* [Source records]
□ □ □ □ □ □ □
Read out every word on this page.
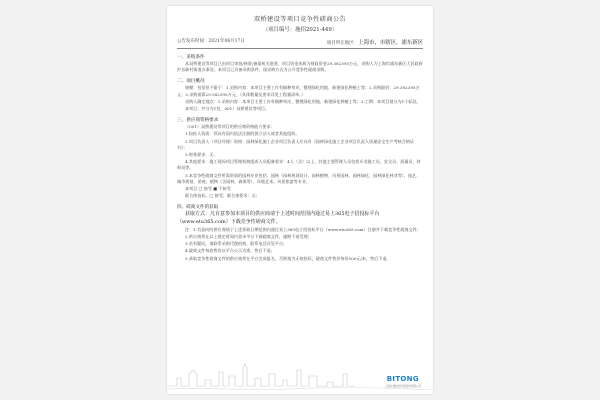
双桥建设等项目竞争性磋商公告
（项目编号：施招2021-449）
公告发布时间：2021年06月17日	项目所在地区：上海市，市辖区，浦东新区
一、采购条件

本双桥建设等项目已由项目审批/核准/备案机关批准，项目资金来源为财政资金29.382395万元，采购人为上海市浦东新区大民政府沪东新村街道办事处。本项目已具备采购条件，现采购方式为公开竞争性磋商采购。

二、项目概况

规模：包括但不限于：1.采购内容：本项目主要工作有铺种草皮、整理绿化用地、新建绿化种植土等；2.采购限价：29.382395万元；3.采购预算29.382395万元，（具体数量及要求详见工程量清单。）

采购人确定地点：1.采购内容：本项目主要工作有铺种草皮、整理绿化用地、新建绿化种植土等；2.工期：本项目划分为1个标段。

本项目：共分为1包，001）双桥建设等项目。

三、供应商资格要求

（001）双桥建设等项目的供应商资格能力要求：

1.投标人资质：须具有国内依法注册的独立法人或者其他组织。

2.项目负责人（项目经理）资格：园林绿化施工企业项目负责人应具有《园林绿化施工企业项目负责人质量安全生产考核合格证书》；

3.财务要求：无；

4.其他要求：施工现场项目管理机构组成人员配备要求：4人（含）以上，其他主要管理人员包括专业施工员、安全员、质量员、材料员等。

5.本竞争性磋商文件所需资质的园林专业包括：园林（园林规划设计、园林植物、风景园林、园林绿化、园林绿化林业等）、园艺、城市规划、景观、植物（含园林、森保等）、环境艺术、风景旅游等专业。

本项目 □ 接受 ■ 不接受

联合体投标。□ 接受；联合体要求：无；

四、磋商文件的获取

获取方式：凡有意参加本项目的供应商请于上述时间范围内通过易上365电子招投标平台（www.etu365.com）下载竞争性磋商文件。

注：1.有意向的供应商请于上述获取日期范围内通过易上365电子招投标平台（www.etu365.com）注册并下载竞争性磋商文件；

2.供应商须在以上规定时间内登录平台下载磋商文件，逾期不再受理；

3.若有疑问，请联系采购代理机构，联系电话详见平台；

4.磋商文件每套售价以平台公示为准，售后不退；

5.获取竞争性磋商文件的供应商须在平台完成报名，否则视为无效投标，磋商文件售价每份500元/本，售后不退。

BITONG
上海比通信息科技股份有限公司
□ □ □ □ □ □ □
* [Job] Copy out each record shown above without alteration, skipping any picture.

* [Exercise solution]
Read out every word on this page.
双桥建设等项目竞争性磋商公告
（项目编号：施招2021-449）
公告发布时间：2021年06月17日	项目所在地区：上海市，市辖区，浦东新区
一、采购条件

本双桥建设等项目已由项目审批/核准/备案机关批准，项目资金来源为财政资金29.382395万元，采购人为上海市浦东新区大民政府沪东新村街道办事处。本项目已具备采购条件，现采购方式为公开竞争性磋商采购。

二、项目概况

规模：包括但不限于：1.采购内容：本项目主要工作有铺种草皮、整理绿化用地、新建绿化种植土等；2.采购限价：29.382395万元；3.采购预算29.382395万元，（具体数量及要求详见工程量清单。）

采购人确定地点：1.采购内容：本项目主要工作有铺种草皮、整理绿化用地、新建绿化种植土等；2.工期：本项目划分为1个标段。

本项目：共分为1包，001）双桥建设等项目。

三、供应商资格要求

（001）双桥建设等项目的供应商资格能力要求：

1.投标人资质：须具有国内依法注册的独立法人或者其他组织。

2.项目负责人（项目经理）资格：园林绿化施工企业项目负责人应具有《园林绿化施工企业项目负责人质量安全生产考核合格证书》；

3.财务要求：无；

4.其他要求：施工现场项目管理机构组成人员配备要求：4人（含）以上，其他主要管理人员包括专业施工员、安全员、质量员、材料员等。

5.本竞争性磋商文件所需资质的园林专业包括：园林（园林规划设计、园林植物、风景园林、园林绿化、园林绿化林业等）、园艺、城市规划、景观、植物（含园林、森保等）、环境艺术、风景旅游等专业。

本项目 □ 接受 ■ 不接受

联合体投标。□ 接受；联合体要求：无；

四、磋商文件的获取

获取方式：凡有意参加本项目的供应商请于上述时间范围内通过易上365电子招投标平台（www.etu365.com）下载竞争性磋商文件。

注：1.有意向的供应商请于上述获取日期范围内通过易上365电子招投标平台（www.etu365.com）注册并下载竞争性磋商文件；

2.供应商须在以上规定时间内登录平台下载磋商文件，逾期不再受理；

3.若有疑问，请联系采购代理机构，联系电话详见平台；

4.磋商文件每套售价以平台公示为准，售后不退；

5.获取竞争性磋商文件的供应商须在平台完成报名，否则视为无效投标，磋商文件售价每份500元/本，售后不退。

BITONG
上海比通信息科技股份有限公司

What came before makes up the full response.